Filter the entries below, keeping only lines with the word "number".

(Stored items)
___
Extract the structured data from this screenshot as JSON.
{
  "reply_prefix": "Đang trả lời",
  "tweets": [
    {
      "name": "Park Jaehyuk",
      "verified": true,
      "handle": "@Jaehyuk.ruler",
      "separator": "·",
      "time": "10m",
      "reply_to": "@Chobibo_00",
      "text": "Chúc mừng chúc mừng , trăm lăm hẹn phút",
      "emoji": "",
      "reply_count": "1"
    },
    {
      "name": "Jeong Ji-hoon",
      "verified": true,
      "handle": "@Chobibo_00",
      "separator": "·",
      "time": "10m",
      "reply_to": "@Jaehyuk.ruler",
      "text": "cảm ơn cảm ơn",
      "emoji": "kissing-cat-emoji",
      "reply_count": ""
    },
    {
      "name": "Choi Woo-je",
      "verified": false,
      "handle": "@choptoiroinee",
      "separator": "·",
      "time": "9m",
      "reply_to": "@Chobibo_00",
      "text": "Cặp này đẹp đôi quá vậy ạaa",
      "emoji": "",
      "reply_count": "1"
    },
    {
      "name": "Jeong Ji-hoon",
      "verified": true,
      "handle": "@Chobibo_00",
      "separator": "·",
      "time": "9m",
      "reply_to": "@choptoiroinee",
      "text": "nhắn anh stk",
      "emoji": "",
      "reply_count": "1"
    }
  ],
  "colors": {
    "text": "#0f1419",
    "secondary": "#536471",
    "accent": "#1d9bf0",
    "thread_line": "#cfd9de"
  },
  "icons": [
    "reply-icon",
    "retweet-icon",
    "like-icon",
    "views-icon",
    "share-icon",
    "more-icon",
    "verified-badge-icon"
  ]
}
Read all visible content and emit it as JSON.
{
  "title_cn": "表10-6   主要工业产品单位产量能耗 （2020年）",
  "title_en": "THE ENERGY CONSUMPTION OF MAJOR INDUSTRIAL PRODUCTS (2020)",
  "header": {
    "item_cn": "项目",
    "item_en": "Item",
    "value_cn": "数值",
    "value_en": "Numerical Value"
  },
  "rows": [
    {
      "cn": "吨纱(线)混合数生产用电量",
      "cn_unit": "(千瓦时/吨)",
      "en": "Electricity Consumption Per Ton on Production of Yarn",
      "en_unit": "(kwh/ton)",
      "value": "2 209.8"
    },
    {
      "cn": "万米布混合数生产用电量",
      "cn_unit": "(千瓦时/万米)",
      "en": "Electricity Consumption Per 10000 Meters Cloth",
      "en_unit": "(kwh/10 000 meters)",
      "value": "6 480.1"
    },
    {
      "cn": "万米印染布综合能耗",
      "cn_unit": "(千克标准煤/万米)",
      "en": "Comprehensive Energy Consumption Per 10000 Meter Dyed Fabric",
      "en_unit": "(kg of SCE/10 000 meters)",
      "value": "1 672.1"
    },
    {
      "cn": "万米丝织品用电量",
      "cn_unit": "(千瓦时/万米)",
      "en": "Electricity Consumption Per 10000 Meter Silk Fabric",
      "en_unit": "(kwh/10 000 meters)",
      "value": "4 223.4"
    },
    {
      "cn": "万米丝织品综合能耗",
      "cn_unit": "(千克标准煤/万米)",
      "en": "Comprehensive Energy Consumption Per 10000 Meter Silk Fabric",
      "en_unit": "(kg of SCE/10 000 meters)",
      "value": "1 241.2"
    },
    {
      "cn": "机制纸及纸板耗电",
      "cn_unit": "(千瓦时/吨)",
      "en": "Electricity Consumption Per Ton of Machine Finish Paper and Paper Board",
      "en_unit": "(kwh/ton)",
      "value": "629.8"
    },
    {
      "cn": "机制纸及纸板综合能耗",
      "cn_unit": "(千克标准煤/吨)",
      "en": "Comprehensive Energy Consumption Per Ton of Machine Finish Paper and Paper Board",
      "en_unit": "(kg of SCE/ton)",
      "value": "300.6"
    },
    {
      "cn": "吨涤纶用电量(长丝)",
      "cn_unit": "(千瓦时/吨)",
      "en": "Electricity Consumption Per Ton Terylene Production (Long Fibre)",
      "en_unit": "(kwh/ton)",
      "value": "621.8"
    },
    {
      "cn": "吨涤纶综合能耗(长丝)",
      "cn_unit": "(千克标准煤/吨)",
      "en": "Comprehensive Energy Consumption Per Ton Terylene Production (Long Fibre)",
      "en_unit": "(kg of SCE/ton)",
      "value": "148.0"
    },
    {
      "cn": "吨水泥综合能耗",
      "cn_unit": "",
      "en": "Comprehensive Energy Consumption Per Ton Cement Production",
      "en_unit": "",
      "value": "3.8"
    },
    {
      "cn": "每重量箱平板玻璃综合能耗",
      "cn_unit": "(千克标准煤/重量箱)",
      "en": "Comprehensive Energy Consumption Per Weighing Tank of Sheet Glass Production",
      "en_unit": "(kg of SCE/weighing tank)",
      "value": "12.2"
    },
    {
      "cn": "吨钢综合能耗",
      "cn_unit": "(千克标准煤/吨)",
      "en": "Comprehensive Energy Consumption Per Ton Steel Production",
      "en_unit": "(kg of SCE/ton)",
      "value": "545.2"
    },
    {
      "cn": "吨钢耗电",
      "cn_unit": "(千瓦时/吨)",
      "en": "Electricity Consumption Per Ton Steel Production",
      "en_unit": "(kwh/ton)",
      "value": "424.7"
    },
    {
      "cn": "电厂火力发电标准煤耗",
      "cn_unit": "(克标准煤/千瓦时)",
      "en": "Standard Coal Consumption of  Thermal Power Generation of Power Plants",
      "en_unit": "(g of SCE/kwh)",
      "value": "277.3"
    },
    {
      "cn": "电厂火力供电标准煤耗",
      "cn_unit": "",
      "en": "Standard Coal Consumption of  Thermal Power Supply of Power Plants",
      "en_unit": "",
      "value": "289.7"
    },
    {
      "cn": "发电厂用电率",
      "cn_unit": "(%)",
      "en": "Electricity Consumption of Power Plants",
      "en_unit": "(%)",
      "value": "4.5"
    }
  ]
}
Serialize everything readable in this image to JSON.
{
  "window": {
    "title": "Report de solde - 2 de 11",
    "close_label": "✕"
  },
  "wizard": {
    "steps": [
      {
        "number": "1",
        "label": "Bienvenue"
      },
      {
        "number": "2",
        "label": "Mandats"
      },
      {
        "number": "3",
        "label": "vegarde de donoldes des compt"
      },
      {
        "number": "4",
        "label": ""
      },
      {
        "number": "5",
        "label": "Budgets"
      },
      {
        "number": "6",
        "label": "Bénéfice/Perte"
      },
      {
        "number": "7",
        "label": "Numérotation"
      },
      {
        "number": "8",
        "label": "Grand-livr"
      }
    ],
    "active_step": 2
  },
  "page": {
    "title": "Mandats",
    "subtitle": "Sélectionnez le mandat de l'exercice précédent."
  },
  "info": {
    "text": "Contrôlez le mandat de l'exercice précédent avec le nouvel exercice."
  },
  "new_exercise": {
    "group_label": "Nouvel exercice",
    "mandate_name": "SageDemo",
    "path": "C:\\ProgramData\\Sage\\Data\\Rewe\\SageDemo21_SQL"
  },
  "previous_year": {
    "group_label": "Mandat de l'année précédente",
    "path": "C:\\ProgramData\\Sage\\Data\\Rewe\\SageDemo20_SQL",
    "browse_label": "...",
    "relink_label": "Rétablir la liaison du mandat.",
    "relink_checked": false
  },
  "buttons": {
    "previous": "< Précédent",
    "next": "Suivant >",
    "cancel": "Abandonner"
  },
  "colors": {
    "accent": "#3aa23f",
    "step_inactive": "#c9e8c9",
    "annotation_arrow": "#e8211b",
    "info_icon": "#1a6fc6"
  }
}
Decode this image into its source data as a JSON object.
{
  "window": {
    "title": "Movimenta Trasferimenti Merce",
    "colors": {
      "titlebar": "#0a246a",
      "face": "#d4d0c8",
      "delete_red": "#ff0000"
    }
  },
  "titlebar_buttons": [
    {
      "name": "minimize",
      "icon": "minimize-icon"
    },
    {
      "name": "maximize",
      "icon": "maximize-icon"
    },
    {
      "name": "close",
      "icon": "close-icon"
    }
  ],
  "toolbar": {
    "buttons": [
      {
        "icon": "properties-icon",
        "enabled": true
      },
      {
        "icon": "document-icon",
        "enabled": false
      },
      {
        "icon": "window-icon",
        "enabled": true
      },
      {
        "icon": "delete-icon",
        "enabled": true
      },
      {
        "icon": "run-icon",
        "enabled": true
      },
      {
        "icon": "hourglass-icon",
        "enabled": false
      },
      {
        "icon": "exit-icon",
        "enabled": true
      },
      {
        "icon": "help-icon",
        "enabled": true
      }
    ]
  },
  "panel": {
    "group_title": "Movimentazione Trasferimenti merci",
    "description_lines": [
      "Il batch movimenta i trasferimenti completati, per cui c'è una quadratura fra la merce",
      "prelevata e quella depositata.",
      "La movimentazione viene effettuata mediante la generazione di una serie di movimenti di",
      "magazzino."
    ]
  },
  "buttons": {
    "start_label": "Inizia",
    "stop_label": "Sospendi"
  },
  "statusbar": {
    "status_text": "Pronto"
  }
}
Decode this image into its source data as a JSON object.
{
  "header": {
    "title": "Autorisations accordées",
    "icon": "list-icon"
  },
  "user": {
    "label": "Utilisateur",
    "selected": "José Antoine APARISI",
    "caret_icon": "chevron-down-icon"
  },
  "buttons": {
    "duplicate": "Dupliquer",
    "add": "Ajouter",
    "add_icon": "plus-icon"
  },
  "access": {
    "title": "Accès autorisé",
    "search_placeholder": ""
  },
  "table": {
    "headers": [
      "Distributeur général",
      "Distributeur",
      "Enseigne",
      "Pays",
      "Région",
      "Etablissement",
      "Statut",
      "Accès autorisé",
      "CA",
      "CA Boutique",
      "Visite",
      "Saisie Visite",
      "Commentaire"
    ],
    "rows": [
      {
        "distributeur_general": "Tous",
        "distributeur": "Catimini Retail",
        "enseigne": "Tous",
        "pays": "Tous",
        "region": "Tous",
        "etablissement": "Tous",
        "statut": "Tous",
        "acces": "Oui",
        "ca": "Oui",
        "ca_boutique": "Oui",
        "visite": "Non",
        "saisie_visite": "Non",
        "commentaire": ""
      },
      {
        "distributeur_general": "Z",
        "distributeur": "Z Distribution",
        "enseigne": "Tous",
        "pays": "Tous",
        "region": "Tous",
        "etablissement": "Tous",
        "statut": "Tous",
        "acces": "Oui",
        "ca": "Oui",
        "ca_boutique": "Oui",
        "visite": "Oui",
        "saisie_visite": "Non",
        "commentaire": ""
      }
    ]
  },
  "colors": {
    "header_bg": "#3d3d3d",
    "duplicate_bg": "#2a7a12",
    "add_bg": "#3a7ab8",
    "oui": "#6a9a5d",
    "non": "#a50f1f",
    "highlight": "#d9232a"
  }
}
___
■ TASK RESPONSE:
        "number": "1",
        "number": "2",
        "number": "3",
        "number": "4",
        "number": "5",
        "number": "6",
        "number": "7",
        "number": "8",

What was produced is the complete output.